## [Work order A]
From the botanical text, list the kinds of places named at the start of the "Distribution" paragraph as where the tree grows.
## [Work order B]
Reproduce the botanical text word for word, from "A tree, usually" up to and including "other small articles.".

━━━ Text provided ━━━

A tree, usually 40°—50° but occasionally 70°—80° high, with a tall straight trunk 1°—2° or rarely 4½° in diameter, frequently unsymmetrical, with one diameter much exceeding the other, and irregularly lobed, with broad rounded lobes, and long slender horizontal or slightly pendulous branches forming a broad open conical head. Bark about ¼′ thick and covered with small thin dark red-purple scales. Wood heavy, hard, strong, bright red, with thin light yellow sapwood; used for fence-posts and by the Indians of the northwest coast for paddles, spear-handles, bows, and other small articles.
Distribution. Banks of mountain streams, deep gorges, and damp ravines, growing usually under large coniferous trees; nowhere abundant, but widely distributed usually in single individuals or in small clumps from the extreme southern part of Alaska, southward along the coast ranges of British Columbia, Washington, and Oregon, where it attains its greatest size; along the coast ranges of California as far south as the Bay of Monterey, and along the western slopes of the Sierra Nevada to Tulare County at altitudes between 5000° and 8000° above the sea-level, ranging eastward in British Columbia to the Selkirk Mountains, and over the mountains of Washington and Oregon to the western slopes of the continental divide in northern Montana; in the interior much smaller than near the coast and often shrubby in habit.
Occasionally cultivated in the gardens of western Europe.
2. [Taxus floridana] Chapm. Yew.
Leaves usually conspicuously falcate, ¾′ to nearly 1′ long, 1/16′—1/12′ wide, dark green above, pale below, with obscure midribs and slender petioles about 1/16′ in length. Flowers appearing in March. Fruit ripening in October.

━━━ Given data ━━━

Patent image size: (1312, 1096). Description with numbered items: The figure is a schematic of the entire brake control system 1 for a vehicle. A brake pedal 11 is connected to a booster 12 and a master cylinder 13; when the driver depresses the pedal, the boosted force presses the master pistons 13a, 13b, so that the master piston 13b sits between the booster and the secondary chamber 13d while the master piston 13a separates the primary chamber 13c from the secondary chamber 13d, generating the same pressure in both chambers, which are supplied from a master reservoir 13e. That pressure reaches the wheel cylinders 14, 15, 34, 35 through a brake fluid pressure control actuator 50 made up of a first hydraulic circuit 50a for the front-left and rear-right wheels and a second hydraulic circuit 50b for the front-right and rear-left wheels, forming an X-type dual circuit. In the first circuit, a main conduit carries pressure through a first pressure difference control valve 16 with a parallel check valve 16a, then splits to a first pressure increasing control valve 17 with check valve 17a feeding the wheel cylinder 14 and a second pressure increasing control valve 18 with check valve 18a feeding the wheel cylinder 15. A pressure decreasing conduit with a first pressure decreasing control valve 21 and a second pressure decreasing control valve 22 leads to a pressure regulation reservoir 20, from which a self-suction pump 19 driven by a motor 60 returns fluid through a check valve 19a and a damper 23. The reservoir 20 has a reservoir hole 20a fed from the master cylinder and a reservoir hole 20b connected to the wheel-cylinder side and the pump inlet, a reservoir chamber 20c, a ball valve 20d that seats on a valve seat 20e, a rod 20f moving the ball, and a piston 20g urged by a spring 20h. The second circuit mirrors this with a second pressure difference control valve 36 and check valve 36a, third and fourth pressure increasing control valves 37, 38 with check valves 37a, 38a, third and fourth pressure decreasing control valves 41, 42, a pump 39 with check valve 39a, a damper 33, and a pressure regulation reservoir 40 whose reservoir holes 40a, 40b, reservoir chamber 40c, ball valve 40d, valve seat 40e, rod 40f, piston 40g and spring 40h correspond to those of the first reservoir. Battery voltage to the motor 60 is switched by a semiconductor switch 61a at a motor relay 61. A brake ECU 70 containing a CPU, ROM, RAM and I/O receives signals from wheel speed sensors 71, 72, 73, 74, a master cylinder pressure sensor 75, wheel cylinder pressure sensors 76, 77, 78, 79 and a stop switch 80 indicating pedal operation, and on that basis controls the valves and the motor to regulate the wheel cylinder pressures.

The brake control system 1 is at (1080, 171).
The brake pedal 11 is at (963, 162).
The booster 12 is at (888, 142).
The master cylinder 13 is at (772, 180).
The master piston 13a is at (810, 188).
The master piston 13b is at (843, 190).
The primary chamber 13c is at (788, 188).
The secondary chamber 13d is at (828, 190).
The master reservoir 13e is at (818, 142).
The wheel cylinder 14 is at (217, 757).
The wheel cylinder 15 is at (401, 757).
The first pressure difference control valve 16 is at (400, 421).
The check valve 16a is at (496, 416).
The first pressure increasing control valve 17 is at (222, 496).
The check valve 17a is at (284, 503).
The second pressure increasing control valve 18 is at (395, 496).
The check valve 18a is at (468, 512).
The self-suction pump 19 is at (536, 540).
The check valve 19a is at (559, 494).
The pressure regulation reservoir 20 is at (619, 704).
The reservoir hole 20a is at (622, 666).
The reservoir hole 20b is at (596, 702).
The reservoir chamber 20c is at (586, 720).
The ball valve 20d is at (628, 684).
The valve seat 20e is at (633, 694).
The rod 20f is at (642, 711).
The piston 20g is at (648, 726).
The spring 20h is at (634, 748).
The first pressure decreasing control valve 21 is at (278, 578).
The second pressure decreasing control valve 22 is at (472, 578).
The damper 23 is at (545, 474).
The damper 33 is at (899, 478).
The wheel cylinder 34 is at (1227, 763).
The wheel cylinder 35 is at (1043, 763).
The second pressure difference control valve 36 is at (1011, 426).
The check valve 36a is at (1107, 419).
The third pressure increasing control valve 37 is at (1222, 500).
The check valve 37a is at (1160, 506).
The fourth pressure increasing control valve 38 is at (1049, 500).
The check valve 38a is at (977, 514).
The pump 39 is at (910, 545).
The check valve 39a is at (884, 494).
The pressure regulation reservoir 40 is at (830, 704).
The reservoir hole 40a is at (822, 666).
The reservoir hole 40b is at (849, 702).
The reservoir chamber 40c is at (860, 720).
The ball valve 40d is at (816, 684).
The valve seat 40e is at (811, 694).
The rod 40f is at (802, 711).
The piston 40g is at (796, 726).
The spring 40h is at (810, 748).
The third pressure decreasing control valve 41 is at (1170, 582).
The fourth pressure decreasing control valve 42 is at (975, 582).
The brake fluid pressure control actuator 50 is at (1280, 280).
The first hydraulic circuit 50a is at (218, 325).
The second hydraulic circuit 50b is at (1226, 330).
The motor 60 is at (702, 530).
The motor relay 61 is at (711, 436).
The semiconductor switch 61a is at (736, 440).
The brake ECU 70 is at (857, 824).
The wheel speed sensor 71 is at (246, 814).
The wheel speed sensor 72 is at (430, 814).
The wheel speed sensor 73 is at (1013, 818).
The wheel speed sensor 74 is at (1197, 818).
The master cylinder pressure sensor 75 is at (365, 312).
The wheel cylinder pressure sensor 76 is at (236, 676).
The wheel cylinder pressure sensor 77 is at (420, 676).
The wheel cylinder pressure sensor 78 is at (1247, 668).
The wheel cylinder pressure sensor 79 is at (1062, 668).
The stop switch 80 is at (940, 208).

━━━

## [Expected output A]
Banks of mountain streams
Deep gorges
Damp ravines

## [Expected output B]
A tree, usually 40°—50° but occasionally 70°—80° high, with a tall straight trunk 1°—2° or rarely 4½° in diameter, frequently unsymmetrical, with one diameter much exceeding the other, and irregularly lobed, with broad rounded lobes, and long slender horizontal or slightly pendulous branches forming a broad open conical head. Bark about ¼′ thick and covered with small thin dark red-purple scales. Wood heavy, hard, strong, bright red, with thin light yellow sapwood; used for fence-posts and by the Indians of the northwest coast for paddles, spear-handles, bows, and other small articles.